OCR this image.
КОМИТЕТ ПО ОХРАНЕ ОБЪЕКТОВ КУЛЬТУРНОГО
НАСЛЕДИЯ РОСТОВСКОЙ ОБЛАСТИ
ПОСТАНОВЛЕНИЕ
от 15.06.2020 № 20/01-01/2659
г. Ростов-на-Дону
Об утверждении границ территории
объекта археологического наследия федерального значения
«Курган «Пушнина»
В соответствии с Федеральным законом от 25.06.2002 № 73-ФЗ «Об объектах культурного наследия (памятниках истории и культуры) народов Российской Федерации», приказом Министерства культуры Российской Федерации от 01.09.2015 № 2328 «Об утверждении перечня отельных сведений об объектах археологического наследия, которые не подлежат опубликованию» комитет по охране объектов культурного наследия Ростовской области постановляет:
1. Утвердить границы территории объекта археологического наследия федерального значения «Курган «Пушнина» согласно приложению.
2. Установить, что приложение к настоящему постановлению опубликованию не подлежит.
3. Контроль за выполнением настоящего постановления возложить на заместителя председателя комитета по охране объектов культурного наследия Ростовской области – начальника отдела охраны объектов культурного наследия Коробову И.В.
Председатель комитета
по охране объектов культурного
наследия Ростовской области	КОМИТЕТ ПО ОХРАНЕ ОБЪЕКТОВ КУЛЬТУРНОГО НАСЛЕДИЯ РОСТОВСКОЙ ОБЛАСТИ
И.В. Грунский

┄┄┄┄┄┄┄┄┄┄

Objective ▸
Repeat the data verbatim.

Worked solution ▸
OCR this image.
КОМИТЕТ ПО ОХРАНЕ ОБЪЕКТОВ КУЛЬТУРНОГО
НАСЛЕДИЯ РОСТОВСКОЙ ОБЛАСТИ
ПОСТАНОВЛЕНИЕ
от 15.06.2020 № 20/01-01/2659
г. Ростов-на-Дону
Об утверждении границ территории
объекта археологического наследия федерального значения
«Курган «Пушнина»
В соответствии с Федеральным законом от 25.06.2002 № 73-ФЗ «Об объектах культурного наследия (памятниках истории и культуры) народов Российской Федерации», приказом Министерства культуры Российской Федерации от 01.09.2015 № 2328 «Об утверждении перечня отельных сведений об объектах археологического наследия, которые не подлежат опубликованию» комитет по охране объектов культурного наследия Ростовской области постановляет:
1. Утвердить границы территории объекта археологического наследия федерального значения «Курган «Пушнина» согласно приложению.
2. Установить, что приложение к настоящему постановлению опубликованию не подлежит.
3. Контроль за выполнением настоящего постановления возложить на заместителя председателя комитета по охране объектов культурного наследия Ростовской области – начальника отдела охраны объектов культурного наследия Коробову И.В.
Председатель комитета
по охране объектов культурного
наследия Ростовской области	КОМИТЕТ ПО ОХРАНЕ ОБЪЕКТОВ КУЛЬТУРНОГО НАСЛЕДИЯ РОСТОВСКОЙ ОБЛАСТИ
И.В. Грунский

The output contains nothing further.